+++ The records +++
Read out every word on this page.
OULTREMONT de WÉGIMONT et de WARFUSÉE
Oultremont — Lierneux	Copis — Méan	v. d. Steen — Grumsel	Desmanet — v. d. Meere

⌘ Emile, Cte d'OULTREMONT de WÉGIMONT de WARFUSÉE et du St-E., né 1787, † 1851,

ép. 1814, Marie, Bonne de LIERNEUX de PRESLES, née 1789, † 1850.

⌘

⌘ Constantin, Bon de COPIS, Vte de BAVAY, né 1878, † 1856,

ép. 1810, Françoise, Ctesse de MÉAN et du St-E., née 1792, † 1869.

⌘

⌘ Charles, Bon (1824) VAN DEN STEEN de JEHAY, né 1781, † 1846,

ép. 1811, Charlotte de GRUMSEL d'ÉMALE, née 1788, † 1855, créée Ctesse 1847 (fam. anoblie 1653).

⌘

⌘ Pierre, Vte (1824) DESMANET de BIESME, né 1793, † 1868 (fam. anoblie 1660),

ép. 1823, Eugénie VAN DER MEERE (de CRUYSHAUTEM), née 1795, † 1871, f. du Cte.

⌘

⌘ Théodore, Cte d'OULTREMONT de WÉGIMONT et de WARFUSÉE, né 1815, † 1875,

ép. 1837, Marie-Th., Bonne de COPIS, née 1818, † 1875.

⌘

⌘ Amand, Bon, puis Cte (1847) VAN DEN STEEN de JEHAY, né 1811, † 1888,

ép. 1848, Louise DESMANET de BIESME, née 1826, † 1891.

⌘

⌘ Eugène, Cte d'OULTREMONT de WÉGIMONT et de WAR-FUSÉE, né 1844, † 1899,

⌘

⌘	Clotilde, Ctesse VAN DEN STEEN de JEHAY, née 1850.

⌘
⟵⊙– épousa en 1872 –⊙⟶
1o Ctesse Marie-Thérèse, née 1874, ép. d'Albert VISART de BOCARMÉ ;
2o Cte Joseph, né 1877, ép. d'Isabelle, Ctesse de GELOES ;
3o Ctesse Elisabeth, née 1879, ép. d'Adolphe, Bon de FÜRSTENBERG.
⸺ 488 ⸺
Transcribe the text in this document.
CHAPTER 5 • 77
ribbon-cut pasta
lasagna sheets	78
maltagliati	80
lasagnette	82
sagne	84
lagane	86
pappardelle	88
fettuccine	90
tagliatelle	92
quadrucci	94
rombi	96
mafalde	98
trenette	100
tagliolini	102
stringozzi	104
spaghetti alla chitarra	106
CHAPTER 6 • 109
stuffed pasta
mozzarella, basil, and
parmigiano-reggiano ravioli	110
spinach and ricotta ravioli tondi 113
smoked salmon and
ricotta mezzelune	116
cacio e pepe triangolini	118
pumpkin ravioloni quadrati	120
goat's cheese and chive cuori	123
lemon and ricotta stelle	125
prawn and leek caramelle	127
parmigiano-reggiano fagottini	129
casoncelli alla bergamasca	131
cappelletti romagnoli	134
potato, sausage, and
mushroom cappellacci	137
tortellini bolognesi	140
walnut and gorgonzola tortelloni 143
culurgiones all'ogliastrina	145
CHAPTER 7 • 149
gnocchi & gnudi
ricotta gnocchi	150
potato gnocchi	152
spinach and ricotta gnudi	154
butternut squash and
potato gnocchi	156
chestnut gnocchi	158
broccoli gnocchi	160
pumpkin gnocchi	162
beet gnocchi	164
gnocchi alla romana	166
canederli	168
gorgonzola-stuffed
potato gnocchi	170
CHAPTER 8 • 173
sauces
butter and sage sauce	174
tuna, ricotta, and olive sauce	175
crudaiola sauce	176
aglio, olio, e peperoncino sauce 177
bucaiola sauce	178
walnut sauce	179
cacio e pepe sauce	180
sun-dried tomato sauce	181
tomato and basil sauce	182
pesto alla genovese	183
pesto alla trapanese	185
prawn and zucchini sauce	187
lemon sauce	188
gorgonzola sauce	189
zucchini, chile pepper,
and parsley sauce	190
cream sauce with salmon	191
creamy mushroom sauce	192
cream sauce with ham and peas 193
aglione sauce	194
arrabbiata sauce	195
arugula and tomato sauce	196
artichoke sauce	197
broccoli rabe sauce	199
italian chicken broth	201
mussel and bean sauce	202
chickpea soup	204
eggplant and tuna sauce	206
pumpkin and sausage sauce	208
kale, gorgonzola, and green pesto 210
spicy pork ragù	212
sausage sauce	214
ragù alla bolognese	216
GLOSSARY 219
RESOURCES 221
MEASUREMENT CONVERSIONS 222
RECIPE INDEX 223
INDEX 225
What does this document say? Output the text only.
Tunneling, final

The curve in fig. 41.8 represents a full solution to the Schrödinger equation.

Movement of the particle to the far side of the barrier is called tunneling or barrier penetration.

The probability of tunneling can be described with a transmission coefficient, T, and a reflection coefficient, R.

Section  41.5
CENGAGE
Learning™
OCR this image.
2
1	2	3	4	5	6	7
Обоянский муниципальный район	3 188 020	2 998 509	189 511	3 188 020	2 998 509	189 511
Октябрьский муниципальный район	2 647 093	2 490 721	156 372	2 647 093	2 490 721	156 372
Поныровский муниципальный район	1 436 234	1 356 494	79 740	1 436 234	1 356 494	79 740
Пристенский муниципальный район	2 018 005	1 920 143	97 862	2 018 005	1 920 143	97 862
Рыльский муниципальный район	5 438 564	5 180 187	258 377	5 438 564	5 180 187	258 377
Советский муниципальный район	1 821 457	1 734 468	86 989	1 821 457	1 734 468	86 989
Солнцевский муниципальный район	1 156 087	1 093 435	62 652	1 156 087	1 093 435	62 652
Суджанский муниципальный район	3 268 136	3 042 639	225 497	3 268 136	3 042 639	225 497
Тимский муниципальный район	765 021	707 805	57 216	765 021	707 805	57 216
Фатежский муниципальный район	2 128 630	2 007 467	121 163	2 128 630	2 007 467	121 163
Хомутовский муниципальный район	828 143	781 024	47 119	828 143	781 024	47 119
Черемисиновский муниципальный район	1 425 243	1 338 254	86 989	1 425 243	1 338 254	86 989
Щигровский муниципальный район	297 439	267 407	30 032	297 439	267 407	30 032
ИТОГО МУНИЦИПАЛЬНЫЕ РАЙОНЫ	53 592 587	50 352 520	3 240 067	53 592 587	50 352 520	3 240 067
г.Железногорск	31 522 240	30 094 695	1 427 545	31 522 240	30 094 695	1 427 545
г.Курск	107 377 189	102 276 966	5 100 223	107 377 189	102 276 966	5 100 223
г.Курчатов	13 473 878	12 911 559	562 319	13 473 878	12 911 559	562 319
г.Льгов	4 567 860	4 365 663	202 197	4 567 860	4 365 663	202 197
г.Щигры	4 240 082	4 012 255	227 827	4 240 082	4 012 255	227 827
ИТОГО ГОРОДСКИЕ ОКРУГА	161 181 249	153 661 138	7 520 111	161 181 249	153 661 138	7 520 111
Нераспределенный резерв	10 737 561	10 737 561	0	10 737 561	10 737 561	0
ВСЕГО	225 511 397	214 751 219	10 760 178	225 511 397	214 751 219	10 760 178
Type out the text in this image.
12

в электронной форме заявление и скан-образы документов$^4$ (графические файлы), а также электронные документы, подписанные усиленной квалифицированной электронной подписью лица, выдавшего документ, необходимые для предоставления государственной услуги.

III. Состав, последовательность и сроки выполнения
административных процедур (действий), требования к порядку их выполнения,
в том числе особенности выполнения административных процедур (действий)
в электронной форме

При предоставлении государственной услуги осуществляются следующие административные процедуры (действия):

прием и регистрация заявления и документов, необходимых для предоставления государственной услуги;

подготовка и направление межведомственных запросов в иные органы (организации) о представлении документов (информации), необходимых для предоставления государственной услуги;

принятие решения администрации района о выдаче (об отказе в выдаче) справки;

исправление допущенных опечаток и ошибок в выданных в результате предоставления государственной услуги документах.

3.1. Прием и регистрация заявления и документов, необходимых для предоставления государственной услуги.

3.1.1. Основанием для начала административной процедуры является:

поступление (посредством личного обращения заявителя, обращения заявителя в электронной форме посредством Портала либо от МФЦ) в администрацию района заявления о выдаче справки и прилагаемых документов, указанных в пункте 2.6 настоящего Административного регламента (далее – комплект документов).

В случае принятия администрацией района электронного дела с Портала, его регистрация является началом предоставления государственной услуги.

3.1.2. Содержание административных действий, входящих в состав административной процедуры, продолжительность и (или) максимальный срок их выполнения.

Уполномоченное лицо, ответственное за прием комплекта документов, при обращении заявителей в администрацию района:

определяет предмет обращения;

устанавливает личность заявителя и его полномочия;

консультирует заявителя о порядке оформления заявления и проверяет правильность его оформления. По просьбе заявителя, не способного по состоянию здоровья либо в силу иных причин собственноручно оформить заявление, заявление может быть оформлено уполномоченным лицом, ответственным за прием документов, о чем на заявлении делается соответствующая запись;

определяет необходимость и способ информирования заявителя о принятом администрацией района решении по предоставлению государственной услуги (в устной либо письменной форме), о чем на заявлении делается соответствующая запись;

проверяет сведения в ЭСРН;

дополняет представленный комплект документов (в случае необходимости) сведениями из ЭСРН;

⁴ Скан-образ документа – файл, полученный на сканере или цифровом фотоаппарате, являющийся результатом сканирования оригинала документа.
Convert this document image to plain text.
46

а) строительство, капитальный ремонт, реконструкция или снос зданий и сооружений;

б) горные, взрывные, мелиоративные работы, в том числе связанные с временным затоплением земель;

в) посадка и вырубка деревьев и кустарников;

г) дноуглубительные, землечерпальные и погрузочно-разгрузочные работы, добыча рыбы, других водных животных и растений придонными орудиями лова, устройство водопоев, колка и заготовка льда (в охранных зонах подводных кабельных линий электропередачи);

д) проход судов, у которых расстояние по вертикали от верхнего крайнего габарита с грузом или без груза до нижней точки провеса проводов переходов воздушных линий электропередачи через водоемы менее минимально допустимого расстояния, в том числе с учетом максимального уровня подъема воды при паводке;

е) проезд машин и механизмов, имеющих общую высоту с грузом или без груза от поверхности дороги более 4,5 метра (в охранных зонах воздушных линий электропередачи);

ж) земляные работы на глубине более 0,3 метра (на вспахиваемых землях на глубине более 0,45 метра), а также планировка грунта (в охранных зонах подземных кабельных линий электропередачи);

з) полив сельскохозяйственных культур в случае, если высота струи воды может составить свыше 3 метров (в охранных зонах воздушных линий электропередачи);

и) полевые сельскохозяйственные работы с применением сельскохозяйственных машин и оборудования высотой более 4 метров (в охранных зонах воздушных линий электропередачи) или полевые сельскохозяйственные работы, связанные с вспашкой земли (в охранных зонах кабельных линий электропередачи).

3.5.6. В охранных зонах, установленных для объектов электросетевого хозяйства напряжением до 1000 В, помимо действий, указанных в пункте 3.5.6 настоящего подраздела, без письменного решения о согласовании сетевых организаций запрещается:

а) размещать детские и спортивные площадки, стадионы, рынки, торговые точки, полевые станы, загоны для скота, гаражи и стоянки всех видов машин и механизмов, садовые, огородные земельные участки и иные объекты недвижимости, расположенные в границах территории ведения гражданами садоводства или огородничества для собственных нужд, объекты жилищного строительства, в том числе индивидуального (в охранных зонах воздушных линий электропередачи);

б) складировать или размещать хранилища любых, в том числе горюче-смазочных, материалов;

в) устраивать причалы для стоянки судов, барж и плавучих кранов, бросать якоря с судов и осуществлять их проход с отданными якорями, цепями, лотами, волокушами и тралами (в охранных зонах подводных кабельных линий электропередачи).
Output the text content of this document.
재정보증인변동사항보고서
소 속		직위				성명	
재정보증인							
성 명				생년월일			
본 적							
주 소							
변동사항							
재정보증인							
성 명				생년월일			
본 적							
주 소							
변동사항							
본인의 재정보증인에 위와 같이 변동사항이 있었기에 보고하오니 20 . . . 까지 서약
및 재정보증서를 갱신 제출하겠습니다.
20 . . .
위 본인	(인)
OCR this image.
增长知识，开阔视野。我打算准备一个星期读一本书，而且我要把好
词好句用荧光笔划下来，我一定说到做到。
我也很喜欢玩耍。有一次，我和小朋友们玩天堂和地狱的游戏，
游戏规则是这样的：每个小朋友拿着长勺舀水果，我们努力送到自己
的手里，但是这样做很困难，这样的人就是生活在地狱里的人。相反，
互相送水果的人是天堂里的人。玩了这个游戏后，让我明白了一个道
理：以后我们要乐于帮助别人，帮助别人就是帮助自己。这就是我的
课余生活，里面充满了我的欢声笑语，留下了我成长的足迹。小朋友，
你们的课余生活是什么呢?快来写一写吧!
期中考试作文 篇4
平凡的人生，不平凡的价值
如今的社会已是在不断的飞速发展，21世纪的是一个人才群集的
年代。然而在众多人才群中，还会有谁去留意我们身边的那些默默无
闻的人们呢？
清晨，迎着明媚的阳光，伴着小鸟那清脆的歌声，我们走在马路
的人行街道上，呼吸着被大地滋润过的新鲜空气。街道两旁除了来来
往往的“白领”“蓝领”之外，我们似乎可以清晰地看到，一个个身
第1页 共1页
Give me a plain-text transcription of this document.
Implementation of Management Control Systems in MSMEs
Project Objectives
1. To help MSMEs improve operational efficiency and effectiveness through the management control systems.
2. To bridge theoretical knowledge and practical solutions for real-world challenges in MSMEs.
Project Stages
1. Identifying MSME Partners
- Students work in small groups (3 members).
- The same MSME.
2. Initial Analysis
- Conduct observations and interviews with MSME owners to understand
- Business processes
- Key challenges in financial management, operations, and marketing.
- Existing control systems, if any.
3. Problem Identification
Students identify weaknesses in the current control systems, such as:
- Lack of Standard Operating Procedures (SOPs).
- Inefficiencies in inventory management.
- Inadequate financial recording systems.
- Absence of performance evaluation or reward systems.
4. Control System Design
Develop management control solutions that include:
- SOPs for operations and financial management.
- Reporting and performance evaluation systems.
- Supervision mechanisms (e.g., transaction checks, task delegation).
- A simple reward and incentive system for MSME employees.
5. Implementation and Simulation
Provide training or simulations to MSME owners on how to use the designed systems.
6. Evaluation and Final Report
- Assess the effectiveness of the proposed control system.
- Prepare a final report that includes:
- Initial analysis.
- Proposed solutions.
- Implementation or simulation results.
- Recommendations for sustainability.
+++
### [Written problem]
Isolate the lines above that contain the word "более" and copy them.

### [Result]
е) проезд машин и механизмов, имеющих общую высоту с грузом или без груза от поверхности дороги более 4,5 метра (в охранных зонах воздушных линий электропередачи);
ж) земляные работы на глубине более 0,3 метра (на вспахиваемых землях на глубине более 0,45 метра), а также планировка грунта (в охранных зонах подземных кабельных линий электропередачи);
и) полевые сельскохозяйственные работы с применением сельскохозяйственных машин и оборудования высотой более 4 метров (в охранных зонах воздушных линий электропередачи) или полевые сельскохозяйственные работы, связанные с вспашкой земли (в охранных зонах кабельных линий электропередачи).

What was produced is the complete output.